YOUR TASK
Before you return the lines below, strip out any images and keep every word as written.

DATASET RECORDS
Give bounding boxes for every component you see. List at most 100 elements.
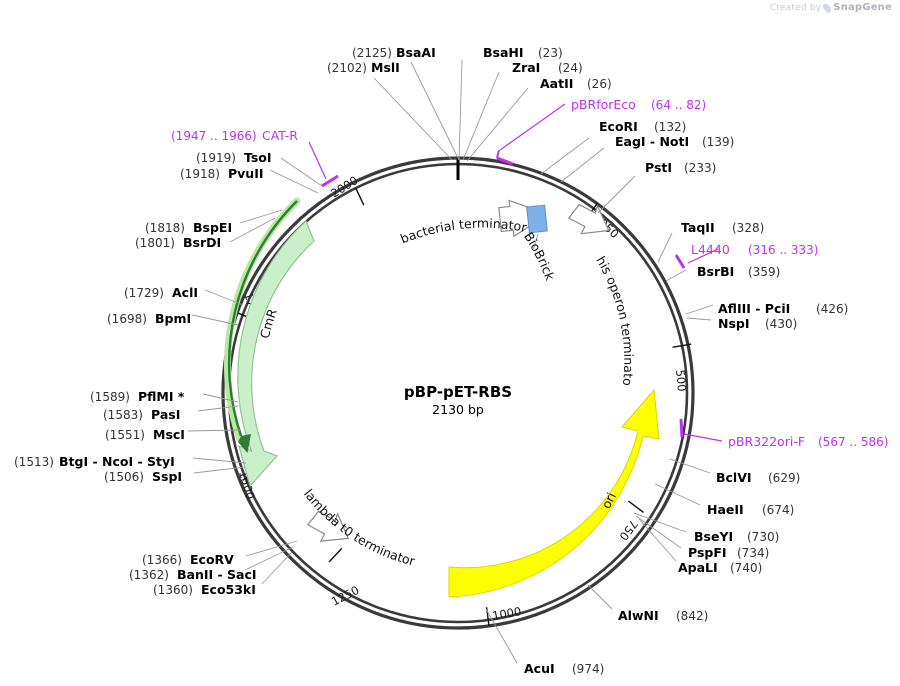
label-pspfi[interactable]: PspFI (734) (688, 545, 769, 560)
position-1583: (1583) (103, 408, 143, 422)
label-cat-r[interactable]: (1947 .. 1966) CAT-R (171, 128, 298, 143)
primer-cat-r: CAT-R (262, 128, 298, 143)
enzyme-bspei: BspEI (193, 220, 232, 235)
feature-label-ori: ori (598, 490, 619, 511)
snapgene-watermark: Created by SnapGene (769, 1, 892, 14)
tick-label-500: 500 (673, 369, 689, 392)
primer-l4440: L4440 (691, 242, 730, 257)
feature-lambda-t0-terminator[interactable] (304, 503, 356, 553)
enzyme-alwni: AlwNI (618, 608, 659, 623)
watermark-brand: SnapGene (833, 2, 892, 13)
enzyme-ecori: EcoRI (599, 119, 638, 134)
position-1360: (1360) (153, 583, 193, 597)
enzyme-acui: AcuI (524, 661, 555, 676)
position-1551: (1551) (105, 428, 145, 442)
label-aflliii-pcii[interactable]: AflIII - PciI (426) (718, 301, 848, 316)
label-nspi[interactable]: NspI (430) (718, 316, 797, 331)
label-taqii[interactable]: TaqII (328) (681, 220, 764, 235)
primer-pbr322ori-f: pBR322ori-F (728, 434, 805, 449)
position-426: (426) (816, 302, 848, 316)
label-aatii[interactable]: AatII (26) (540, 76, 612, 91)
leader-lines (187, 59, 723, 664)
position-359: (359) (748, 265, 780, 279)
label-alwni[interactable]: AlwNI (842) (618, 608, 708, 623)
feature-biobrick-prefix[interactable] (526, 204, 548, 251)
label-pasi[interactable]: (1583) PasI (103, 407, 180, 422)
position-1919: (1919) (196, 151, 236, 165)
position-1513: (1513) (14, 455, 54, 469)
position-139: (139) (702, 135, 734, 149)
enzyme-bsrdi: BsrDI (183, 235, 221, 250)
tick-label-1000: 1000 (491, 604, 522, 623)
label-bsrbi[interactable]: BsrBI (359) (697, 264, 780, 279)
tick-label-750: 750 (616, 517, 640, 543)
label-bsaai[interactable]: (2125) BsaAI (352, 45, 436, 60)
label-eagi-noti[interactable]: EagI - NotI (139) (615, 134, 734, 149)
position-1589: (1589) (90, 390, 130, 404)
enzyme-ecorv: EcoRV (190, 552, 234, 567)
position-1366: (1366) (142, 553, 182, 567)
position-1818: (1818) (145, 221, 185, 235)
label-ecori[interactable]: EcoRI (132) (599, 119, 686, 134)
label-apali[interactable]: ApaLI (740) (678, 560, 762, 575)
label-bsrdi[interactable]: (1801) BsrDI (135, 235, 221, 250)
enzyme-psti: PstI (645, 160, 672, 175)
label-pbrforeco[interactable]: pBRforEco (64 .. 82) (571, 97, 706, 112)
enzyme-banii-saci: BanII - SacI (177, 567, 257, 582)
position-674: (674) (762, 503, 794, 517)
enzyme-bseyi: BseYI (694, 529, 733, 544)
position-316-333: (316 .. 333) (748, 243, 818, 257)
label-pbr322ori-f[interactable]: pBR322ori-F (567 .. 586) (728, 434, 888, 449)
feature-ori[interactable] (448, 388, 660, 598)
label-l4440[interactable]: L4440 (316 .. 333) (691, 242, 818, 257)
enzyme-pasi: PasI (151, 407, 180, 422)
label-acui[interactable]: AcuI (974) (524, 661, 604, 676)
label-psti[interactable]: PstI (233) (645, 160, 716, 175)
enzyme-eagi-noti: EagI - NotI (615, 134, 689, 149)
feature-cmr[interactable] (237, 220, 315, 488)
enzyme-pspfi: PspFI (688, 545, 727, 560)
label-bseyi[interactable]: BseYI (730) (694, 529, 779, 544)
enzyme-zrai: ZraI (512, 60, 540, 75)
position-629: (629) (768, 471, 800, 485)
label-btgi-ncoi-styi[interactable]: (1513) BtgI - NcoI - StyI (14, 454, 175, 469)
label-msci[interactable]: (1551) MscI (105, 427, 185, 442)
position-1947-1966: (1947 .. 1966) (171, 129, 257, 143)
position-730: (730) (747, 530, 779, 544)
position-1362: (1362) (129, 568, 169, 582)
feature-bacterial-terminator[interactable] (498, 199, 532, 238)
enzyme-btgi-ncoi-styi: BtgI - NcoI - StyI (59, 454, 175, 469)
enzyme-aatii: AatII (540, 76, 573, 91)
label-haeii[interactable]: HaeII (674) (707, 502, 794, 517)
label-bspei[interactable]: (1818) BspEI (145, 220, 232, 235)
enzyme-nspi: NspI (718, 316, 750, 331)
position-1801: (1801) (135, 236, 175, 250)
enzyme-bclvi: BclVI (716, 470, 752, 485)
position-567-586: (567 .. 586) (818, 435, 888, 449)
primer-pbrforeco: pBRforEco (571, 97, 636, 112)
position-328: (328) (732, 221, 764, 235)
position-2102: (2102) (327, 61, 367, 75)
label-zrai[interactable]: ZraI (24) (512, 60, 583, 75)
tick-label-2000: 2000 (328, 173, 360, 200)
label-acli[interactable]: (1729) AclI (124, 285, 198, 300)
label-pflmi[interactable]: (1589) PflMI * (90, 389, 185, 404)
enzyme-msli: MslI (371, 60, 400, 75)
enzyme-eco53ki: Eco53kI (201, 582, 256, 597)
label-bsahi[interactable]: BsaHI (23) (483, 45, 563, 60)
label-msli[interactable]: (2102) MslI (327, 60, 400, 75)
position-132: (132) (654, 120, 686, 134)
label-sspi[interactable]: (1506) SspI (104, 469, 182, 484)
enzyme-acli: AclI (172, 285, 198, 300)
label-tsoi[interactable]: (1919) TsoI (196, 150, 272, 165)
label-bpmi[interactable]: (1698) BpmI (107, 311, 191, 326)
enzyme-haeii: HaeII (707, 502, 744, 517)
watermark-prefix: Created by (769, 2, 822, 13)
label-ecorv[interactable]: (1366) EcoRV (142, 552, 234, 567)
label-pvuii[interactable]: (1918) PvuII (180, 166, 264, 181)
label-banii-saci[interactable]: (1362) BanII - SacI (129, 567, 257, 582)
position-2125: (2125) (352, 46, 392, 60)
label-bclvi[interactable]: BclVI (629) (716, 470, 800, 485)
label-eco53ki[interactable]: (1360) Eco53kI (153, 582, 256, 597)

EXERCISE SOLUTION
Give bounding boxes for every component you see. List at most 100 elements.
label-pspfi[interactable]: PspFI (734) (688, 545, 769, 560)
position-1583: (1583) (103, 408, 143, 422)
label-cat-r[interactable]: (1947 .. 1966) CAT-R (171, 128, 298, 143)
primer-cat-r: CAT-R (262, 128, 298, 143)
enzyme-bspei: BspEI (193, 220, 232, 235)
feature-label-ori: ori (598, 490, 619, 511)
snapgene-watermark: Created by SnapGene (769, 1, 892, 14)
tick-label-500: 500 (673, 369, 689, 392)
primer-l4440: L4440 (691, 242, 730, 257)
feature-lambda-t0-terminator[interactable] (304, 503, 356, 553)
enzyme-alwni: AlwNI (618, 608, 659, 623)
watermark-brand: SnapGene (833, 2, 892, 13)
enzyme-ecori: EcoRI (599, 119, 638, 134)
position-1360: (1360) (153, 583, 193, 597)
enzyme-acui: AcuI (524, 661, 555, 676)
position-1551: (1551) (105, 428, 145, 442)
label-aflliii-pcii[interactable]: AflIII - PciI (426) (718, 301, 848, 316)
label-nspi[interactable]: NspI (430) (718, 316, 797, 331)
label-taqii[interactable]: TaqII (328) (681, 220, 764, 235)
primer-pbr322ori-f: pBR322ori-F (728, 434, 805, 449)
position-426: (426) (816, 302, 848, 316)
label-aatii[interactable]: AatII (26) (540, 76, 612, 91)
leader-lines (187, 59, 723, 664)
position-359: (359) (748, 265, 780, 279)
label-alwni[interactable]: AlwNI (842) (618, 608, 708, 623)
feature-biobrick-prefix[interactable] (526, 204, 548, 251)
label-pasi[interactable]: (1583) PasI (103, 407, 180, 422)
position-1919: (1919) (196, 151, 236, 165)
position-1513: (1513) (14, 455, 54, 469)
position-139: (139) (702, 135, 734, 149)
enzyme-bsrdi: BsrDI (183, 235, 221, 250)
tick-label-1000: 1000 (491, 604, 522, 623)
label-bsrbi[interactable]: BsrBI (359) (697, 264, 780, 279)
tick-label-750: 750 (616, 517, 640, 543)
label-bsaai[interactable]: (2125) BsaAI (352, 45, 436, 60)
label-eagi-noti[interactable]: EagI - NotI (139) (615, 134, 734, 149)
position-1589: (1589) (90, 390, 130, 404)
enzyme-ecorv: EcoRV (190, 552, 234, 567)
position-1366: (1366) (142, 553, 182, 567)
position-1818: (1818) (145, 221, 185, 235)
label-ecori[interactable]: EcoRI (132) (599, 119, 686, 134)
label-apali[interactable]: ApaLI (740) (678, 560, 762, 575)
label-bsrdi[interactable]: (1801) BsrDI (135, 235, 221, 250)
enzyme-psti: PstI (645, 160, 672, 175)
label-pbrforeco[interactable]: pBRforEco (64 .. 82) (571, 97, 706, 112)
enzyme-banii-saci: BanII - SacI (177, 567, 257, 582)
position-674: (674) (762, 503, 794, 517)
enzyme-bseyi: BseYI (694, 529, 733, 544)
position-316-333: (316 .. 333) (748, 243, 818, 257)
label-pbr322ori-f[interactable]: pBR322ori-F (567 .. 586) (728, 434, 888, 449)
feature-ori[interactable] (448, 388, 660, 598)
label-l4440[interactable]: L4440 (316 .. 333) (691, 242, 818, 257)
enzyme-pasi: PasI (151, 407, 180, 422)
label-acui[interactable]: AcuI (974) (524, 661, 604, 676)
label-psti[interactable]: PstI (233) (645, 160, 716, 175)
enzyme-eagi-noti: EagI - NotI (615, 134, 689, 149)
feature-cmr[interactable] (237, 220, 315, 488)
enzyme-pspfi: PspFI (688, 545, 727, 560)
label-bseyi[interactable]: BseYI (730) (694, 529, 779, 544)
enzyme-zrai: ZraI (512, 60, 540, 75)
position-629: (629) (768, 471, 800, 485)
label-btgi-ncoi-styi[interactable]: (1513) BtgI - NcoI - StyI (14, 454, 175, 469)
label-msci[interactable]: (1551) MscI (105, 427, 185, 442)
position-1947-1966: (1947 .. 1966) (171, 129, 257, 143)
position-730: (730) (747, 530, 779, 544)
position-1362: (1362) (129, 568, 169, 582)
feature-bacterial-terminator[interactable] (498, 199, 532, 238)
enzyme-btgi-ncoi-styi: BtgI - NcoI - StyI (59, 454, 175, 469)
enzyme-aatii: AatII (540, 76, 573, 91)
label-haeii[interactable]: HaeII (674) (707, 502, 794, 517)
label-bspei[interactable]: (1818) BspEI (145, 220, 232, 235)
enzyme-nspi: NspI (718, 316, 750, 331)
position-1801: (1801) (135, 236, 175, 250)
enzyme-bclvi: BclVI (716, 470, 752, 485)
position-567-586: (567 .. 586) (818, 435, 888, 449)
primer-pbrforeco: pBRforEco (571, 97, 636, 112)
position-328: (328) (732, 221, 764, 235)
position-2102: (2102) (327, 61, 367, 75)
label-zrai[interactable]: ZraI (24) (512, 60, 583, 75)
tick-label-2000: 2000 (328, 173, 360, 200)
label-acli[interactable]: (1729) AclI (124, 285, 198, 300)
label-pflmi[interactable]: (1589) PflMI * (90, 389, 185, 404)
enzyme-msli: MslI (371, 60, 400, 75)
enzyme-eco53ki: Eco53kI (201, 582, 256, 597)
label-bsahi[interactable]: BsaHI (23) (483, 45, 563, 60)
label-msli[interactable]: (2102) MslI (327, 60, 400, 75)
position-132: (132) (654, 120, 686, 134)
label-sspi[interactable]: (1506) SspI (104, 469, 182, 484)
enzyme-acli: AclI (172, 285, 198, 300)
label-tsoi[interactable]: (1919) TsoI (196, 150, 272, 165)
label-bpmi[interactable]: (1698) BpmI (107, 311, 191, 326)
enzyme-haeii: HaeII (707, 502, 744, 517)
watermark-prefix: Created by (769, 2, 822, 13)
label-ecorv[interactable]: (1366) EcoRV (142, 552, 234, 567)
label-pvuii[interactable]: (1918) PvuII (180, 166, 264, 181)
label-banii-saci[interactable]: (1362) BanII - SacI (129, 567, 257, 582)
position-2125: (2125) (352, 46, 392, 60)
label-bclvi[interactable]: BclVI (629) (716, 470, 800, 485)
label-eco53ki[interactable]: (1360) Eco53kI (153, 582, 256, 597)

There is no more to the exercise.